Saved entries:

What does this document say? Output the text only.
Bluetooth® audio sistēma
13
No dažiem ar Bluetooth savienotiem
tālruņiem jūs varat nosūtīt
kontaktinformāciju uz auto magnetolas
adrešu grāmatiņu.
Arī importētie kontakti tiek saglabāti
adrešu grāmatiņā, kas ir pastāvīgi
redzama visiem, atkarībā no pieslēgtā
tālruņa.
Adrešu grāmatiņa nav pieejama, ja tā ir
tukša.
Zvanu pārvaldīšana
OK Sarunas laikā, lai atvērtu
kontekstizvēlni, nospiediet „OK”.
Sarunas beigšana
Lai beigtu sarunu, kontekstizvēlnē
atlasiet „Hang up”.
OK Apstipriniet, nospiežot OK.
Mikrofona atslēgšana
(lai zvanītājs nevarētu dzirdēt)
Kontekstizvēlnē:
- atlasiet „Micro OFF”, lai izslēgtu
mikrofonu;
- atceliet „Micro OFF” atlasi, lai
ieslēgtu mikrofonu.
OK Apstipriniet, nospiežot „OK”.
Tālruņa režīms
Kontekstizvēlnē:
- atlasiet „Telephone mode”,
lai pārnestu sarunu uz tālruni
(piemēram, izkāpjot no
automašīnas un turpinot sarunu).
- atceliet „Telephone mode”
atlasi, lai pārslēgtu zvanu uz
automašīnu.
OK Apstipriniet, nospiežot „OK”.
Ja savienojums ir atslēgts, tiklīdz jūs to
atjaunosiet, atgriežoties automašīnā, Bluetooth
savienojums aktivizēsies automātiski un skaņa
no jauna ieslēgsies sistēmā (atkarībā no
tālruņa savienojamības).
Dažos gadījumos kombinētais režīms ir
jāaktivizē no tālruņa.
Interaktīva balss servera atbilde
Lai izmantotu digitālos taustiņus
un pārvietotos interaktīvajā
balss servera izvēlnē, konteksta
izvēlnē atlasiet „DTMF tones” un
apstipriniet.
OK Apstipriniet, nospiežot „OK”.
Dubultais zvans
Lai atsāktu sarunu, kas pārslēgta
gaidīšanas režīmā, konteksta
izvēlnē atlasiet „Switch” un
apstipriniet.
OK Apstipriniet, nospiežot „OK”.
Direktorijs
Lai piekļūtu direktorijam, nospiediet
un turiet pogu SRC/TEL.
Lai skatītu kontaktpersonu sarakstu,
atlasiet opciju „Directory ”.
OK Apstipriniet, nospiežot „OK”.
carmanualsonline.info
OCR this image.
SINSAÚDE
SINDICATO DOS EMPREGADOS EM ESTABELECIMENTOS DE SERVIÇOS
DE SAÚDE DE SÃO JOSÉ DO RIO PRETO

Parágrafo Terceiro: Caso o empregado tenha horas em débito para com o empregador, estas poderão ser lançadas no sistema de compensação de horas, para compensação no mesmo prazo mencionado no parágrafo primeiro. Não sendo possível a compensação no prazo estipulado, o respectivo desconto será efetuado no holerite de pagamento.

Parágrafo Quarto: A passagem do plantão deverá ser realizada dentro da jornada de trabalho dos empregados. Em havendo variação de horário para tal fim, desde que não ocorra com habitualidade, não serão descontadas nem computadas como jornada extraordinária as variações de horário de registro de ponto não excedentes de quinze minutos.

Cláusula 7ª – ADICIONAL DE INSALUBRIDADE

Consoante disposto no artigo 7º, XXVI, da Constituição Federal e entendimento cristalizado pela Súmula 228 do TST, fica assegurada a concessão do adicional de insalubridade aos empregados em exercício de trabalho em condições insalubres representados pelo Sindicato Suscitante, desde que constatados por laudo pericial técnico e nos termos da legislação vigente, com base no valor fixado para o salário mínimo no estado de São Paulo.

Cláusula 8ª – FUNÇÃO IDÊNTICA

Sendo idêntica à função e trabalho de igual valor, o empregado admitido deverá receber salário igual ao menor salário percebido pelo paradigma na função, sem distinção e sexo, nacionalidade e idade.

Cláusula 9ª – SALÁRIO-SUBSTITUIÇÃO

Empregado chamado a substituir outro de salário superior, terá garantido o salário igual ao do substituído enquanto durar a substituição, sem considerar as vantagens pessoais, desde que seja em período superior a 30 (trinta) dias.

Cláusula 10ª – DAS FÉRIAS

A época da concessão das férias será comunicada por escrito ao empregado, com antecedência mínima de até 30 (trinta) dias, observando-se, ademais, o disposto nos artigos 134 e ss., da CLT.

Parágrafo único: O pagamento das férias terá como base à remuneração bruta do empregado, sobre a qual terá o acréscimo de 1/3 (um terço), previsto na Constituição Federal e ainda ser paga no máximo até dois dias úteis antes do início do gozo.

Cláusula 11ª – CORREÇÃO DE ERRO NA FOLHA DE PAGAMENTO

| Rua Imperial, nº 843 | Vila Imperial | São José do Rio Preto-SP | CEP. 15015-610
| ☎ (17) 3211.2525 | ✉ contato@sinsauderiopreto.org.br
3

### Task description
Repeat the data verbatim.

### Complete output
What does this document say? Output the text only.
Bluetooth® audio sistēma
13
No dažiem ar Bluetooth savienotiem
tālruņiem jūs varat nosūtīt
kontaktinformāciju uz auto magnetolas
adrešu grāmatiņu.
Arī importētie kontakti tiek saglabāti
adrešu grāmatiņā, kas ir pastāvīgi
redzama visiem, atkarībā no pieslēgtā
tālruņa.
Adrešu grāmatiņa nav pieejama, ja tā ir
tukša.
Zvanu pārvaldīšana
OK Sarunas laikā, lai atvērtu
kontekstizvēlni, nospiediet „OK”.
Sarunas beigšana
Lai beigtu sarunu, kontekstizvēlnē
atlasiet „Hang up”.
OK Apstipriniet, nospiežot OK.
Mikrofona atslēgšana
(lai zvanītājs nevarētu dzirdēt)
Kontekstizvēlnē:
- atlasiet „Micro OFF”, lai izslēgtu
mikrofonu;
- atceliet „Micro OFF” atlasi, lai
ieslēgtu mikrofonu.
OK Apstipriniet, nospiežot „OK”.
Tālruņa režīms
Kontekstizvēlnē:
- atlasiet „Telephone mode”,
lai pārnestu sarunu uz tālruni
(piemēram, izkāpjot no
automašīnas un turpinot sarunu).
- atceliet „Telephone mode”
atlasi, lai pārslēgtu zvanu uz
automašīnu.
OK Apstipriniet, nospiežot „OK”.
Ja savienojums ir atslēgts, tiklīdz jūs to
atjaunosiet, atgriežoties automašīnā, Bluetooth
savienojums aktivizēsies automātiski un skaņa
no jauna ieslēgsies sistēmā (atkarībā no
tālruņa savienojamības).
Dažos gadījumos kombinētais režīms ir
jāaktivizē no tālruņa.
Interaktīva balss servera atbilde
Lai izmantotu digitālos taustiņus
un pārvietotos interaktīvajā
balss servera izvēlnē, konteksta
izvēlnē atlasiet „DTMF tones” un
apstipriniet.
OK Apstipriniet, nospiežot „OK”.
Dubultais zvans
Lai atsāktu sarunu, kas pārslēgta
gaidīšanas režīmā, konteksta
izvēlnē atlasiet „Switch” un
apstipriniet.
OK Apstipriniet, nospiežot „OK”.
Direktorijs
Lai piekļūtu direktorijam, nospiediet
un turiet pogu SRC/TEL.
Lai skatītu kontaktpersonu sarakstu,
atlasiet opciju „Directory ”.
OK Apstipriniet, nospiežot „OK”.
carmanualsonline.info
OCR this image.
SINSAÚDE
SINDICATO DOS EMPREGADOS EM ESTABELECIMENTOS DE SERVIÇOS
DE SAÚDE DE SÃO JOSÉ DO RIO PRETO

Parágrafo Terceiro: Caso o empregado tenha horas em débito para com o empregador, estas poderão ser lançadas no sistema de compensação de horas, para compensação no mesmo prazo mencionado no parágrafo primeiro. Não sendo possível a compensação no prazo estipulado, o respectivo desconto será efetuado no holerite de pagamento.

Parágrafo Quarto: A passagem do plantão deverá ser realizada dentro da jornada de trabalho dos empregados. Em havendo variação de horário para tal fim, desde que não ocorra com habitualidade, não serão descontadas nem computadas como jornada extraordinária as variações de horário de registro de ponto não excedentes de quinze minutos.

Cláusula 7ª – ADICIONAL DE INSALUBRIDADE

Consoante disposto no artigo 7º, XXVI, da Constituição Federal e entendimento cristalizado pela Súmula 228 do TST, fica assegurada a concessão do adicional de insalubridade aos empregados em exercício de trabalho em condições insalubres representados pelo Sindicato Suscitante, desde que constatados por laudo pericial técnico e nos termos da legislação vigente, com base no valor fixado para o salário mínimo no estado de São Paulo.

Cláusula 8ª – FUNÇÃO IDÊNTICA

Sendo idêntica à função e trabalho de igual valor, o empregado admitido deverá receber salário igual ao menor salário percebido pelo paradigma na função, sem distinção e sexo, nacionalidade e idade.

Cláusula 9ª – SALÁRIO-SUBSTITUIÇÃO

Empregado chamado a substituir outro de salário superior, terá garantido o salário igual ao do substituído enquanto durar a substituição, sem considerar as vantagens pessoais, desde que seja em período superior a 30 (trinta) dias.

Cláusula 10ª – DAS FÉRIAS

A época da concessão das férias será comunicada por escrito ao empregado, com antecedência mínima de até 30 (trinta) dias, observando-se, ademais, o disposto nos artigos 134 e ss., da CLT.

Parágrafo único: O pagamento das férias terá como base à remuneração bruta do empregado, sobre a qual terá o acréscimo de 1/3 (um terço), previsto na Constituição Federal e ainda ser paga no máximo até dois dias úteis antes do início do gozo.

Cláusula 11ª – CORREÇÃO DE ERRO NA FOLHA DE PAGAMENTO

| Rua Imperial, nº 843 | Vila Imperial | São José do Rio Preto-SP | CEP. 15015-610
| ☎ (17) 3211.2525 | ✉ contato@sinsauderiopreto.org.br
3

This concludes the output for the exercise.